Find every line with the word "laudatur". Copy those lines.

-- BEGIN Records shown --

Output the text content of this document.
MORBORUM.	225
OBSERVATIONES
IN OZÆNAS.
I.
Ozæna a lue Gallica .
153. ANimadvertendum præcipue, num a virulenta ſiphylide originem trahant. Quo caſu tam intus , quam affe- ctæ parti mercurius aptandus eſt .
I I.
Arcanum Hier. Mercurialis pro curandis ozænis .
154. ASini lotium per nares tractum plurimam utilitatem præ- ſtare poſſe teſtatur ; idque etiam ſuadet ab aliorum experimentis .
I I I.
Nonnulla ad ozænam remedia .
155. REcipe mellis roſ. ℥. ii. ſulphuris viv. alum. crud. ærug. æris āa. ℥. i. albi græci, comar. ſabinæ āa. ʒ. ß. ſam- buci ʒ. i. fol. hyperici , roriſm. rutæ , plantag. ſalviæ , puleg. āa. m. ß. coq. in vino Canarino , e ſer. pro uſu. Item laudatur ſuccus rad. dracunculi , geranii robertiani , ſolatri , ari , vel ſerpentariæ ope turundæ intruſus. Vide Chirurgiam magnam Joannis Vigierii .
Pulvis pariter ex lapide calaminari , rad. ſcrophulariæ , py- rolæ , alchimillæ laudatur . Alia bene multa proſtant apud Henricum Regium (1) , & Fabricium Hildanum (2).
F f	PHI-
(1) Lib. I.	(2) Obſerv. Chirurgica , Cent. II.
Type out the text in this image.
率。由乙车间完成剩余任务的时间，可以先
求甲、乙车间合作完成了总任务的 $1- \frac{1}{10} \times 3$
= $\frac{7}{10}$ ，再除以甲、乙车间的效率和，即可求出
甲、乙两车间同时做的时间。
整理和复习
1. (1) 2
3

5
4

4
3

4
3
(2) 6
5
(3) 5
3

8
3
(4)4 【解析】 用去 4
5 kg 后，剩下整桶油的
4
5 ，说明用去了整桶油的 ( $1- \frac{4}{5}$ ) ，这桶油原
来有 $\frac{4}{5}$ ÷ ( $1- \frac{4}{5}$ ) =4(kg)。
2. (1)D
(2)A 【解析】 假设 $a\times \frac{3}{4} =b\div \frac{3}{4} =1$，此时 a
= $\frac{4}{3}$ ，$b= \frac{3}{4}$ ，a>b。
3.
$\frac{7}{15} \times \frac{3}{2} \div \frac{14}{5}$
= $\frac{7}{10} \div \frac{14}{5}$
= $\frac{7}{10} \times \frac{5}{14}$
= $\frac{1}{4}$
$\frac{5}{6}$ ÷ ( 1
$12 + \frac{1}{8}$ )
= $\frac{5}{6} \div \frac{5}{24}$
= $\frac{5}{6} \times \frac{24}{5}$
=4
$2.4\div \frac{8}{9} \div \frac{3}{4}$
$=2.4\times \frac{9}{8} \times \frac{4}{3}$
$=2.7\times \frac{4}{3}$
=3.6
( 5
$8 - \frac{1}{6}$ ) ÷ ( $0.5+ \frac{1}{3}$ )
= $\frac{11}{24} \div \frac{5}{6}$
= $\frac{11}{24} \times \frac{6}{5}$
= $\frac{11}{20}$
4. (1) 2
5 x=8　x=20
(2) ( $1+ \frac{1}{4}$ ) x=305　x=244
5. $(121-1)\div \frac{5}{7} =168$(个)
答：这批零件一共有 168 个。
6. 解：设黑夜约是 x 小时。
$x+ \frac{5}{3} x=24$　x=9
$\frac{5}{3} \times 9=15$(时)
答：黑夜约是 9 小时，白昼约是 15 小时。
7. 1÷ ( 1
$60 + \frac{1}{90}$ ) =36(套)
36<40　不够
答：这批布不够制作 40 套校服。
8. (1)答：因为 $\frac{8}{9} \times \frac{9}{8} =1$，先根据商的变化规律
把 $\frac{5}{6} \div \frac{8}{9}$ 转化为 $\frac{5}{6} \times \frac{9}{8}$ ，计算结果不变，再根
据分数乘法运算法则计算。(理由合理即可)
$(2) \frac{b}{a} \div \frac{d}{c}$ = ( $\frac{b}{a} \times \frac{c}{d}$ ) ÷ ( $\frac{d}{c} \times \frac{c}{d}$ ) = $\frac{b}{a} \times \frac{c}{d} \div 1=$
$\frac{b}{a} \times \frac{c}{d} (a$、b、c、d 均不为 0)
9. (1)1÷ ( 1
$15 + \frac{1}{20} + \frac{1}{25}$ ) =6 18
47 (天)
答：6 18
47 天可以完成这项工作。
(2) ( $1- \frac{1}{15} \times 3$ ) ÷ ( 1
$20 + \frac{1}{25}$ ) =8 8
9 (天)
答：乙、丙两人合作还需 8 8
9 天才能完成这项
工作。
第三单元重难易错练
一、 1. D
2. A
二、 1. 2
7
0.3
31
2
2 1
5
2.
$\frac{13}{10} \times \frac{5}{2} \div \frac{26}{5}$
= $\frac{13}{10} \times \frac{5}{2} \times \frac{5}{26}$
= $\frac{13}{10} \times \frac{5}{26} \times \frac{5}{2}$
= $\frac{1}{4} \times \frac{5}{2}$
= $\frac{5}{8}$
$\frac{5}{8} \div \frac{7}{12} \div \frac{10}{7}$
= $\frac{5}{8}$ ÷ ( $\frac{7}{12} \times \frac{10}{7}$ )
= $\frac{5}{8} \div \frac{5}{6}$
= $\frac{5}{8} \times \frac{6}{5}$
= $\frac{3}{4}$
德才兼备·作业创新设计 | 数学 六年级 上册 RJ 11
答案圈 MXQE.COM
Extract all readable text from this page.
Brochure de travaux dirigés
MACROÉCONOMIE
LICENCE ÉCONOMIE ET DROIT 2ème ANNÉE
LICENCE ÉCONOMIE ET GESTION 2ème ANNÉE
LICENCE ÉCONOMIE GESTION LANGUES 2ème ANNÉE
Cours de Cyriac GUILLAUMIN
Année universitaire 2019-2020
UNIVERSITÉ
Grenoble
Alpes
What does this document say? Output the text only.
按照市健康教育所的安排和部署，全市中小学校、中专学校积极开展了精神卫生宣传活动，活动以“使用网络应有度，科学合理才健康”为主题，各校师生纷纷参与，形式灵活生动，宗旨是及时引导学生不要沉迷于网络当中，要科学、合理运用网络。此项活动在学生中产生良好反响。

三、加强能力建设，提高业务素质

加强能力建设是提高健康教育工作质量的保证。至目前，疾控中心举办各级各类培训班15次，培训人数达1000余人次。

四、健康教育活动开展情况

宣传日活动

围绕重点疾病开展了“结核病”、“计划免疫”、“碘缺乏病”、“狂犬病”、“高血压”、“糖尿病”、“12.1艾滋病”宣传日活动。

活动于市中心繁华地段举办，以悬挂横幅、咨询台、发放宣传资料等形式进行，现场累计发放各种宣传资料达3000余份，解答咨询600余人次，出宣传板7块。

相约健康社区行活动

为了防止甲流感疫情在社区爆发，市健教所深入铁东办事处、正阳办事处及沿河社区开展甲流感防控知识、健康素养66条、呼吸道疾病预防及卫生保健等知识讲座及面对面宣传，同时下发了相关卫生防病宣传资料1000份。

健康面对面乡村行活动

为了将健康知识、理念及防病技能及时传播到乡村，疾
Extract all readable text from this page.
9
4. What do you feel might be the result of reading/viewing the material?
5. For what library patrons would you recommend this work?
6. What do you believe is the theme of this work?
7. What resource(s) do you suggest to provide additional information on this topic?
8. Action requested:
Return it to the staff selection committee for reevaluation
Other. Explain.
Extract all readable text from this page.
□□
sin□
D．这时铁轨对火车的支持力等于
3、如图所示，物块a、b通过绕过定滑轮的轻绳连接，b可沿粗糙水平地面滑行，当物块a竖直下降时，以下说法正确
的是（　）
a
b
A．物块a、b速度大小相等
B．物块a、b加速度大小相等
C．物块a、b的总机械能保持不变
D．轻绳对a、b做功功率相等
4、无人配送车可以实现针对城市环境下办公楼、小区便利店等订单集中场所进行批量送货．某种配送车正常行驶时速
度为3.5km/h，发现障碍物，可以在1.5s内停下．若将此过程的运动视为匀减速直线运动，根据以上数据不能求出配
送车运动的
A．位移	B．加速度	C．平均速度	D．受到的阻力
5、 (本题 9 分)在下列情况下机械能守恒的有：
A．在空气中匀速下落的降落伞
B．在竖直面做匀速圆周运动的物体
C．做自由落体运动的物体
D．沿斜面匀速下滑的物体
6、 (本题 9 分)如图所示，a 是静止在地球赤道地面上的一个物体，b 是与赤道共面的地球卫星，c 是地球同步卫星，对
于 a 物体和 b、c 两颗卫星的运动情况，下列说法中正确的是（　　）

-- END Records shown --

Answer to this exercise:
155. REcipe mellis roſ. ℥. ii. ſulphuris viv. alum. crud. ærug. æris āa. ℥. i. albi græci, comar. ſabinæ āa. ʒ. ß. ſam- buci ʒ. i. fol. hyperici , roriſm. rutæ , plantag. ſalviæ , puleg. āa. m. ß. coq. in vino Canarino , e ſer. pro uſu. Item laudatur ſuccus rad. dracunculi , geranii robertiani , ſolatri , ari , vel ſerpentariæ ope turundæ intruſus. Vide Chirurgiam magnam Joannis Vigierii .
Pulvis pariter ex lapide calaminari , rad. ſcrophulariæ , py- rolæ , alchimillæ laudatur . Alia bene multa proſtant apud Henricum Regium (1) , & Fabricium Hildanum (2).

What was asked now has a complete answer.